| THE REQUEST |
Wherever the string "исходные" appears, copy the whole line.

Data entries
BEGIN

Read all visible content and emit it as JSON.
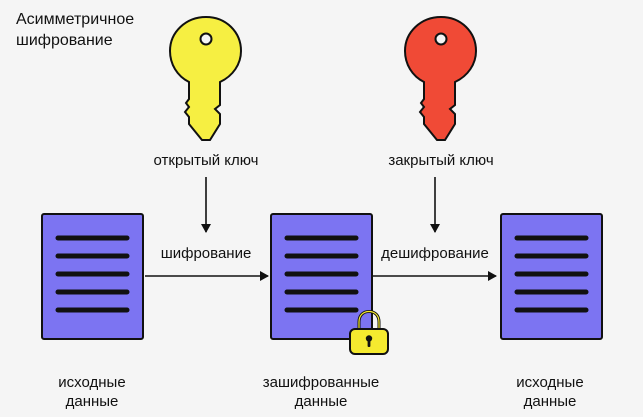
{
  "title": {
    "line1": "Асимметричное",
    "line2": "шифрование"
  },
  "keys": {
    "public_label": "открытый ключ",
    "private_label": "закрытый ключ",
    "public_color": "#f6ef42",
    "private_color": "#f04a36"
  },
  "process": {
    "encrypt_label": "шифрование",
    "decrypt_label": "дешифрование"
  },
  "documents": {
    "source_line1": "исходные",
    "source_line2": "данные",
    "encrypted_line1": "зашифрованные",
    "encrypted_line2": "данные",
    "result_line1": "исходные",
    "result_line2": "данные",
    "doc_color": "#7c74f2",
    "lock_color": "#f5ea2f"
  }
}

END

| FINAL ANSWER |
    "source_line1": "исходные",
    "result_line1": "исходные",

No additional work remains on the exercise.